=== SEITENTEXT ===
Lachana Hada (29) ist das, was man eine Überfliegerin nennt. Die junge Frau aus Nepal setzte sich mithilfe eines SOS-Stipendiums als Informatikerin in einer Männerdomäne durch. Heute gibt sie Informatik-Workshops für Mädchen in Nepal.
Der Terminkalender von Lachana Hada ist voll bis an den Rand. Etwas Anderes würde man von einer erfolgreichen Informatikerin, die in München Herzchirurgie-Software entwickelt, auch nicht erwarten. Das hält die junge Nepalesin nicht davon ab, Zeit für ihre zweite Leidenschaft zu finden: Sie möchte Mädchen in Nepal für MINT*-Studienfächer begeistern. Deshalb startete sie 2015 die "Coder Girls Initiative".
Weibliche Vorbilder? Fehlanzeige!
Lachana berichtet von veralteten Rollenbildern in Nepal, die Mädchen nach wie vor in Pflegejobs zwingen. Und von fehlenden weiblichen Vorbildern in technischen und wissenschaftlichen Berufen. "Die wenigen Mädchen, die sich für MINT interessieren, bekommen in Nepal nicht die Gelegenheit, Technologien auszuprobieren, die wirklich state-of-the-art sind", erzählt sie bewegt. "Also habe ich entschlossen, das zu ändern. Ich wollte beweisen, dass Geschlecht nichts damit zu tun hat, wozu du fähig bist."
"Ich wollte beweisen, dass Geschlecht nichts damit zu tun hat, wozu du fähig bist."
Lachana weiß aus eigener Erfahrung, wie schwer es ist, in Nepal gute Bildung zu bekommen: "Meine Eltern wollten mich zu einer guten Schule schicken – doch diese sind meist sehr teuer. Zum Glück wurden wir irgendwann auf die SOS-Schule aufmerksam. Dort habe ich nicht nur Mathe, Chemie und Physik gelernt. Ich habe auch Menschen kennengelernt, die täglich dafür kämpfen, die Welt zu einem besseren Ort zu machen. Das hat mich inspiriert."
===
= WAS ZU TUN IST =
1. Welche Schulfächer hat Lachana laut dem Text über Lachana Hada an der SOS-Schule gelernt? Nenne alle.
2. Schreibe aus dem Text über Lachana Hada wörtlich den Abschnitt ab, beginnend bei „Der Terminkalender von“ und endend bei „Weibliche Vorbilder? Fehlanzeige!“.
Die Daten spielen hierfür keine Rolle.
=== MATERIAL ===
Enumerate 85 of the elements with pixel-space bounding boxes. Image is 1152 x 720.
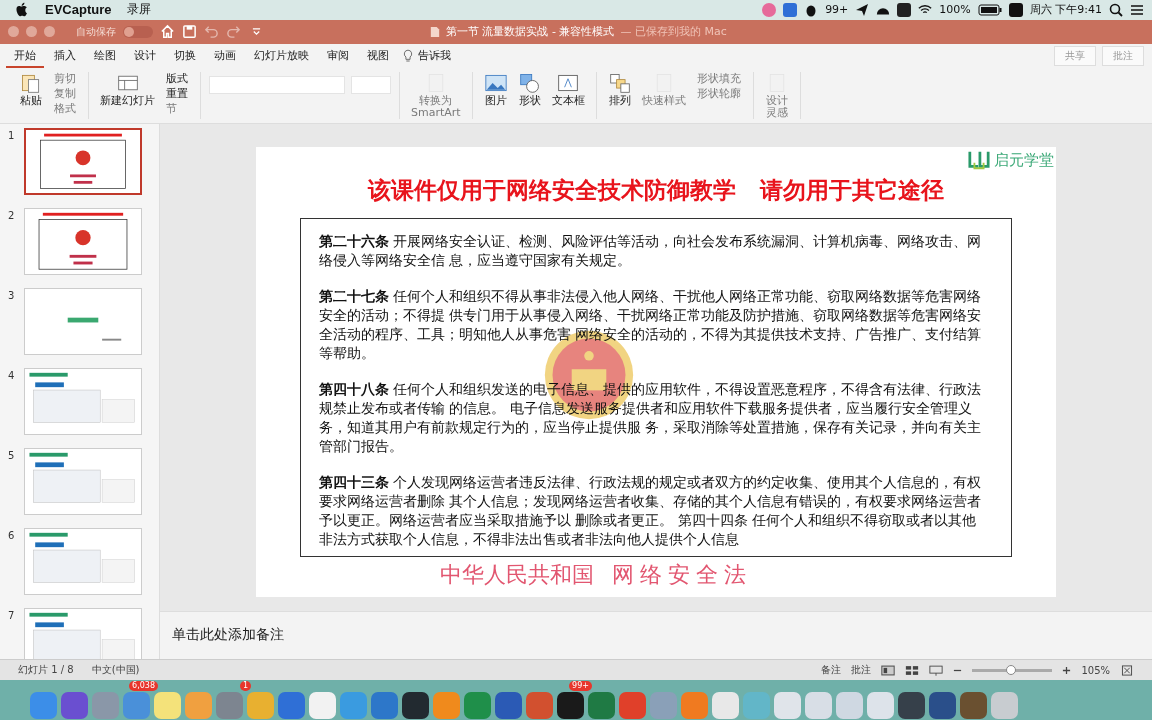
===
= VOLLSTÄNDIGE ANTWORTEN =
1. Mathe, Chemie, Physik

2.
Der Terminkalender von Lachana Hada ist voll bis an den Rand. Etwas Anderes würde man von einer erfolgreichen Informatikerin, die in München Herzchirurgie-Software entwickelt, auch nicht erwarten. Das hält die junge Nepalesin nicht davon ab, Zeit für ihre zweite Leidenschaft zu finden: Sie möchte Mädchen in Nepal für MINT*-Studienfächer begeistern. Deshalb startete sie 2015 die "Coder Girls Initiative".
Weibliche Vorbilder? Fehlanzeige!